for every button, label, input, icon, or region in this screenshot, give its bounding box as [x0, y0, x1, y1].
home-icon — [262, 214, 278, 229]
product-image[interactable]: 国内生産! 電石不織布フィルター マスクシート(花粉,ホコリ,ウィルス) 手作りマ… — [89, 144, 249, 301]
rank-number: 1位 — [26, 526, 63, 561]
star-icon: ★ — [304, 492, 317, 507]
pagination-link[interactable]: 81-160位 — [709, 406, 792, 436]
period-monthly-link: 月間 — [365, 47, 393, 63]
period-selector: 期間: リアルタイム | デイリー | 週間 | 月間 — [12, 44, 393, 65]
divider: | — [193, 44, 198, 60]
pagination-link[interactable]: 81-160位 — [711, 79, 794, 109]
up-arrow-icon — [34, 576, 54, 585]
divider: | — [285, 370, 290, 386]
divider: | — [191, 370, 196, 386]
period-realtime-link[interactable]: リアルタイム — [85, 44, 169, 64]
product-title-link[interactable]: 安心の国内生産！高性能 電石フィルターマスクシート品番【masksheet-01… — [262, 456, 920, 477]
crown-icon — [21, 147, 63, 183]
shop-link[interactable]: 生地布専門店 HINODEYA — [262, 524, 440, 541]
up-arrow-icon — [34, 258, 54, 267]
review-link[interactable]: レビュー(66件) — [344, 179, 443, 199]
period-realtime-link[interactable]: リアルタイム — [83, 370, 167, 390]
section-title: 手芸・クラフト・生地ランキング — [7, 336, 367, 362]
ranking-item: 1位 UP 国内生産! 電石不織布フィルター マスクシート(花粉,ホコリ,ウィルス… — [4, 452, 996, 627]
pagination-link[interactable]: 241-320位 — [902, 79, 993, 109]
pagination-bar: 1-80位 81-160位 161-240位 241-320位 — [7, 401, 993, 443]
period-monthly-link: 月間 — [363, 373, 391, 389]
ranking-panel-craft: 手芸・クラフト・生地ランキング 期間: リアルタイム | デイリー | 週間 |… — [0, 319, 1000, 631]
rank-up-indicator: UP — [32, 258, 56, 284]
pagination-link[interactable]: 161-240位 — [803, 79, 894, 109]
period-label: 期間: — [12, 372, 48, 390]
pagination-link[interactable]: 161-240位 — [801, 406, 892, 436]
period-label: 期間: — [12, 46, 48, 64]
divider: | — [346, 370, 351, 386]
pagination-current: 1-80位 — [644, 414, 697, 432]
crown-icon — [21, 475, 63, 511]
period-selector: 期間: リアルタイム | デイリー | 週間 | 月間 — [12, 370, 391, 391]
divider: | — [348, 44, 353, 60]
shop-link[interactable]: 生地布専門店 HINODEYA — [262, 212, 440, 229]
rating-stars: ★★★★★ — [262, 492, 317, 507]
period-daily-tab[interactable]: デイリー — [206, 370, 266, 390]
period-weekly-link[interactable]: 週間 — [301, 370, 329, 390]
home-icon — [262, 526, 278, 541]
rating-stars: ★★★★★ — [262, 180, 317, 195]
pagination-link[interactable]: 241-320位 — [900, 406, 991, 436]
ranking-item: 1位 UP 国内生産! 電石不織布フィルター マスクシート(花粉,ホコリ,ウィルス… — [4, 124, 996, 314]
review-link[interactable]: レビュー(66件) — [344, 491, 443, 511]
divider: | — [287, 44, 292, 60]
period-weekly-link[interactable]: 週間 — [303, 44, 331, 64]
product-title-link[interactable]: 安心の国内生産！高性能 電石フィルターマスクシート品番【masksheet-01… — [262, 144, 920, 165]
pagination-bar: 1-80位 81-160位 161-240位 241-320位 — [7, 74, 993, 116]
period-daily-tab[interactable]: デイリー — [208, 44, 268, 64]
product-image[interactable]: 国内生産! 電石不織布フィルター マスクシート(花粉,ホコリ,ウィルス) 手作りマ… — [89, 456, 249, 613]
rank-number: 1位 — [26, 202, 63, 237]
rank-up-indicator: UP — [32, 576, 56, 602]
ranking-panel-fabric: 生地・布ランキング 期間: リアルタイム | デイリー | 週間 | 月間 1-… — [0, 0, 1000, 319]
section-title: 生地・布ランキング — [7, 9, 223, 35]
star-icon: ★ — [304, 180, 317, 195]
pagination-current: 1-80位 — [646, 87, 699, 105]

== Written instruction ==
Rename every "divider" in the lines above to "separator", and leave the rest of the lines unchanged.

== Full answer ==
for every button, label, input, icon, or region in this screenshot, give its bounding box as [x0, y0, x1, y1].
home-icon — [262, 214, 278, 229]
product-image[interactable]: 国内生産! 電石不織布フィルター マスクシート(花粉,ホコリ,ウィルス) 手作りマ… — [89, 144, 249, 301]
rank-number: 1位 — [26, 526, 63, 561]
star-icon: ★ — [304, 492, 317, 507]
pagination-link[interactable]: 81-160位 — [709, 406, 792, 436]
period-monthly-link: 月間 — [365, 47, 393, 63]
period-selector: 期間: リアルタイム | デイリー | 週間 | 月間 — [12, 44, 393, 65]
separator: | — [193, 44, 198, 60]
pagination-link[interactable]: 81-160位 — [711, 79, 794, 109]
up-arrow-icon — [34, 576, 54, 585]
separator: | — [285, 370, 290, 386]
separator: | — [191, 370, 196, 386]
period-realtime-link[interactable]: リアルタイム — [85, 44, 169, 64]
product-title-link[interactable]: 安心の国内生産！高性能 電石フィルターマスクシート品番【masksheet-01… — [262, 456, 920, 477]
crown-icon — [21, 147, 63, 183]
shop-link[interactable]: 生地布専門店 HINODEYA — [262, 524, 440, 541]
up-arrow-icon — [34, 258, 54, 267]
review-link[interactable]: レビュー(66件) — [344, 179, 443, 199]
period-realtime-link[interactable]: リアルタイム — [83, 370, 167, 390]
section-title: 手芸・クラフト・生地ランキング — [7, 336, 367, 362]
ranking-item: 1位 UP 国内生産! 電石不織布フィルター マスクシート(花粉,ホコリ,ウィルス… — [4, 452, 996, 627]
pagination-link[interactable]: 241-320位 — [902, 79, 993, 109]
pagination-bar: 1-80位 81-160位 161-240位 241-320位 — [7, 401, 993, 443]
period-monthly-link: 月間 — [363, 373, 391, 389]
ranking-panel-craft: 手芸・クラフト・生地ランキング 期間: リアルタイム | デイリー | 週間 |… — [0, 319, 1000, 631]
rank-up-indicator: UP — [32, 258, 56, 284]
pagination-link[interactable]: 161-240位 — [803, 79, 894, 109]
period-label: 期間: — [12, 372, 48, 390]
pagination-link[interactable]: 161-240位 — [801, 406, 892, 436]
period-label: 期間: — [12, 46, 48, 64]
separator: | — [346, 370, 351, 386]
pagination-current: 1-80位 — [644, 414, 697, 432]
crown-icon — [21, 475, 63, 511]
period-selector: 期間: リアルタイム | デイリー | 週間 | 月間 — [12, 370, 391, 391]
separator: | — [348, 44, 353, 60]
shop-link[interactable]: 生地布専門店 HINODEYA — [262, 212, 440, 229]
rating-stars: ★★★★★ — [262, 492, 317, 507]
period-daily-tab[interactable]: デイリー — [206, 370, 266, 390]
period-weekly-link[interactable]: 週間 — [301, 370, 329, 390]
home-icon — [262, 526, 278, 541]
rating-stars: ★★★★★ — [262, 180, 317, 195]
pagination-link[interactable]: 241-320位 — [900, 406, 991, 436]
ranking-item: 1位 UP 国内生産! 電石不織布フィルター マスクシート(花粉,ホコリ,ウィルス… — [4, 124, 996, 314]
review-link[interactable]: レビュー(66件) — [344, 491, 443, 511]
separator: | — [287, 44, 292, 60]
period-weekly-link[interactable]: 週間 — [303, 44, 331, 64]
product-title-link[interactable]: 安心の国内生産！高性能 電石フィルターマスクシート品番【masksheet-01… — [262, 144, 920, 165]
pagination-bar: 1-80位 81-160位 161-240位 241-320位 — [7, 74, 993, 116]
period-daily-tab[interactable]: デイリー — [208, 44, 268, 64]
product-image[interactable]: 国内生産! 電石不織布フィルター マスクシート(花粉,ホコリ,ウィルス) 手作りマ… — [89, 456, 249, 613]
rank-number: 1位 — [26, 202, 63, 237]
rank-up-indicator: UP — [32, 576, 56, 602]
ranking-panel-fabric: 生地・布ランキング 期間: リアルタイム | デイリー | 週間 | 月間 1-… — [0, 0, 1000, 319]
section-title: 生地・布ランキング — [7, 9, 223, 35]
star-icon: ★ — [304, 180, 317, 195]
pagination-current: 1-80位 — [646, 87, 699, 105]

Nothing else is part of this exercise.